TASK TO CARRY OUT: Transcribe the full listing exactly, and drop every picture.

** START OF INPUT FOR THIS TASK **

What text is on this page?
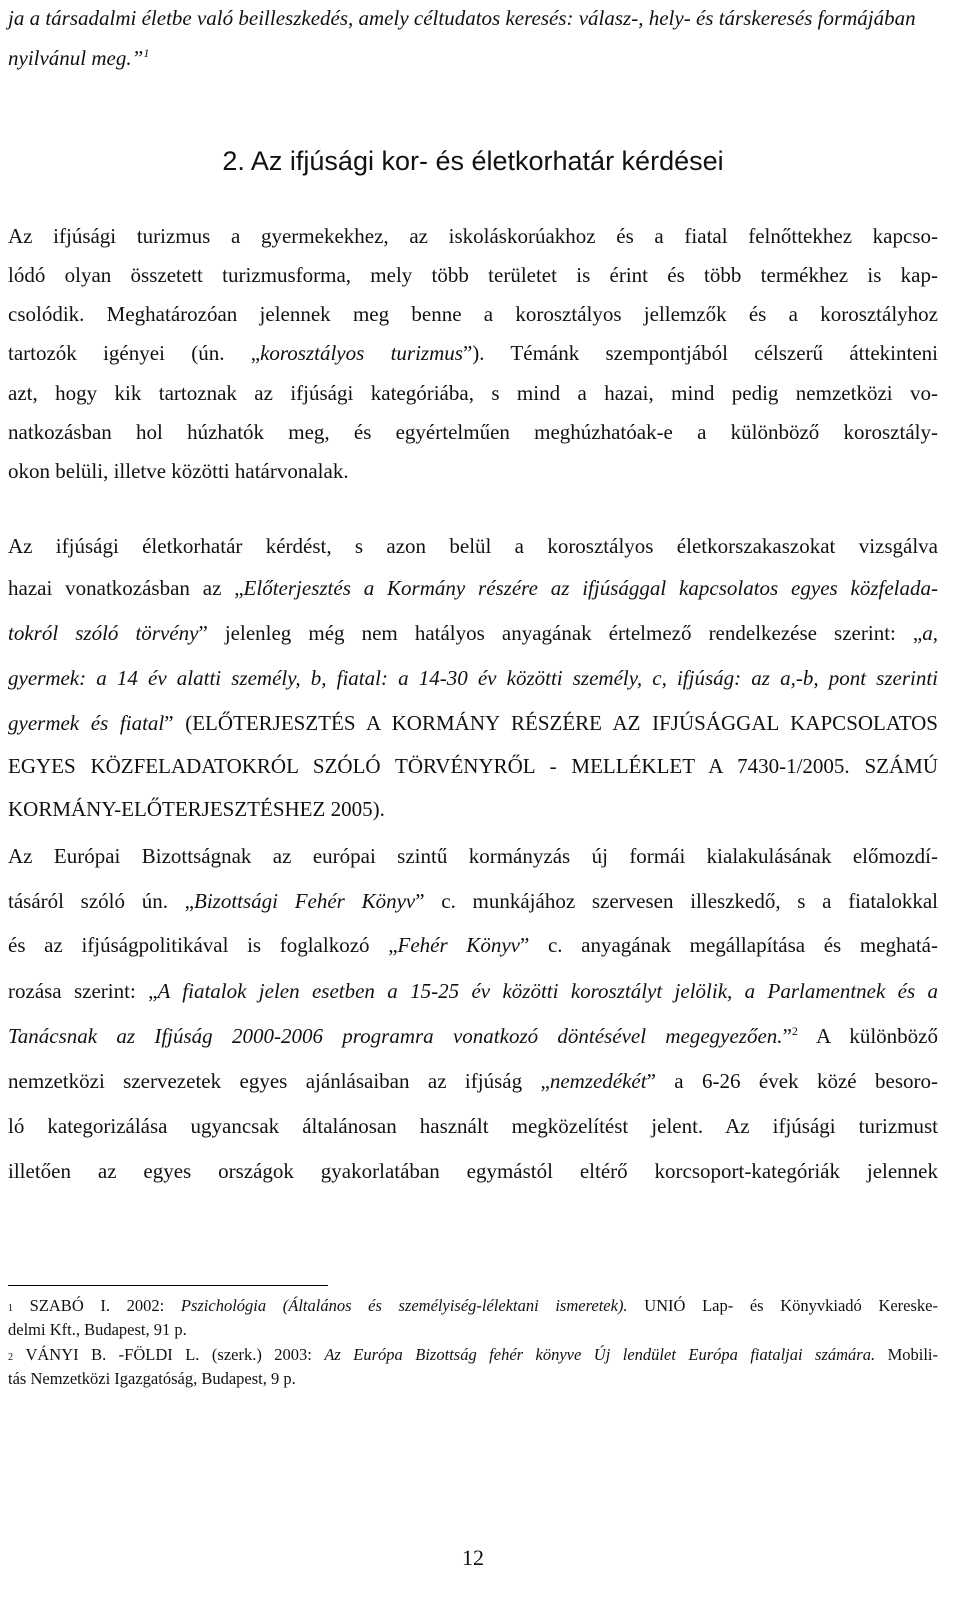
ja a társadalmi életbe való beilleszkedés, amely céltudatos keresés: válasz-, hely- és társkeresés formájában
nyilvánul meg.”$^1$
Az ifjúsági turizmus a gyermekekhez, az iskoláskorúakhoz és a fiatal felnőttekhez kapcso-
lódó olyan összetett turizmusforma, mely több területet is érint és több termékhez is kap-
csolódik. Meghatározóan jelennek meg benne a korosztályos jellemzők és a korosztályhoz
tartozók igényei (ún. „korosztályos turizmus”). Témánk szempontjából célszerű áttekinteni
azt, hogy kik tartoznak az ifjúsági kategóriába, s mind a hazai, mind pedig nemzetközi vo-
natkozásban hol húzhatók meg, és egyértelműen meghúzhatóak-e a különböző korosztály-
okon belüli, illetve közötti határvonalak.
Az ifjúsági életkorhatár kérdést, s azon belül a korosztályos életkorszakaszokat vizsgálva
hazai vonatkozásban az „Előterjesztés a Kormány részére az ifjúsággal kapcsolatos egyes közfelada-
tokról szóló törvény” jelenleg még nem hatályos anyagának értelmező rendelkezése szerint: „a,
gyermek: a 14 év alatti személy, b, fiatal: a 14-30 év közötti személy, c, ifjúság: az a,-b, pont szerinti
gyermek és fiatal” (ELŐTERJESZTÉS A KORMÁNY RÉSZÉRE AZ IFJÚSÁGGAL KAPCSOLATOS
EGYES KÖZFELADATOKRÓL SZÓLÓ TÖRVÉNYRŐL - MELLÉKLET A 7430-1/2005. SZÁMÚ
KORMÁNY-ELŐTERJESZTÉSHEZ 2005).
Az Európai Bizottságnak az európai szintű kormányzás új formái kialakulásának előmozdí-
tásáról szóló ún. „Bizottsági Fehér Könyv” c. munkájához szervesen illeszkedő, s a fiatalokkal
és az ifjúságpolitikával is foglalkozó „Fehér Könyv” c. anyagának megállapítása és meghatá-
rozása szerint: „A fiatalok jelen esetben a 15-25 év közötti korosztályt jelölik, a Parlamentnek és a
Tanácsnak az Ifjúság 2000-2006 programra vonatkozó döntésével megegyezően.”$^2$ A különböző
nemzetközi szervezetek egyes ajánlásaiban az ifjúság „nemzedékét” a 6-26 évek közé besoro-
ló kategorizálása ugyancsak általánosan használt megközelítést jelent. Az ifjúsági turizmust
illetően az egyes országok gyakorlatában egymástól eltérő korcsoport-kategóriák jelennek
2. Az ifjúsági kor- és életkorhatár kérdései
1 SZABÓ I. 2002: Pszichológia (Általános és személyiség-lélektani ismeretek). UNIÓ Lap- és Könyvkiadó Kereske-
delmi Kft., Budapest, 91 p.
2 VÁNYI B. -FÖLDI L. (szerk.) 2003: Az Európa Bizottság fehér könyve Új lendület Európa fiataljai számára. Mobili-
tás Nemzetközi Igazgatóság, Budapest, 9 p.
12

** END OF INPUT FOR THIS TASK **

COMPLETE OUTPUT:
What text is on this page?
ja a társadalmi életbe való beilleszkedés, amely céltudatos keresés: válasz-, hely- és társkeresés formájában
nyilvánul meg.”$^1$
Az ifjúsági turizmus a gyermekekhez, az iskoláskorúakhoz és a fiatal felnőttekhez kapcso-
lódó olyan összetett turizmusforma, mely több területet is érint és több termékhez is kap-
csolódik. Meghatározóan jelennek meg benne a korosztályos jellemzők és a korosztályhoz
tartozók igényei (ún. „korosztályos turizmus”). Témánk szempontjából célszerű áttekinteni
azt, hogy kik tartoznak az ifjúsági kategóriába, s mind a hazai, mind pedig nemzetközi vo-
natkozásban hol húzhatók meg, és egyértelműen meghúzhatóak-e a különböző korosztály-
okon belüli, illetve közötti határvonalak.
Az ifjúsági életkorhatár kérdést, s azon belül a korosztályos életkorszakaszokat vizsgálva
hazai vonatkozásban az „Előterjesztés a Kormány részére az ifjúsággal kapcsolatos egyes közfelada-
tokról szóló törvény” jelenleg még nem hatályos anyagának értelmező rendelkezése szerint: „a,
gyermek: a 14 év alatti személy, b, fiatal: a 14-30 év közötti személy, c, ifjúság: az a,-b, pont szerinti
gyermek és fiatal” (ELŐTERJESZTÉS A KORMÁNY RÉSZÉRE AZ IFJÚSÁGGAL KAPCSOLATOS
EGYES KÖZFELADATOKRÓL SZÓLÓ TÖRVÉNYRŐL - MELLÉKLET A 7430-1/2005. SZÁMÚ
KORMÁNY-ELŐTERJESZTÉSHEZ 2005).
Az Európai Bizottságnak az európai szintű kormányzás új formái kialakulásának előmozdí-
tásáról szóló ún. „Bizottsági Fehér Könyv” c. munkájához szervesen illeszkedő, s a fiatalokkal
és az ifjúságpolitikával is foglalkozó „Fehér Könyv” c. anyagának megállapítása és meghatá-
rozása szerint: „A fiatalok jelen esetben a 15-25 év közötti korosztályt jelölik, a Parlamentnek és a
Tanácsnak az Ifjúság 2000-2006 programra vonatkozó döntésével megegyezően.”$^2$ A különböző
nemzetközi szervezetek egyes ajánlásaiban az ifjúság „nemzedékét” a 6-26 évek közé besoro-
ló kategorizálása ugyancsak általánosan használt megközelítést jelent. Az ifjúsági turizmust
illetően az egyes országok gyakorlatában egymástól eltérő korcsoport-kategóriák jelennek
2. Az ifjúsági kor- és életkorhatár kérdései
1 SZABÓ I. 2002: Pszichológia (Általános és személyiség-lélektani ismeretek). UNIÓ Lap- és Könyvkiadó Kereske-
delmi Kft., Budapest, 91 p.
2 VÁNYI B. -FÖLDI L. (szerk.) 2003: Az Európa Bizottság fehér könyve Új lendület Európa fiataljai számára. Mobili-
tás Nemzetközi Igazgatóság, Budapest, 9 p.
12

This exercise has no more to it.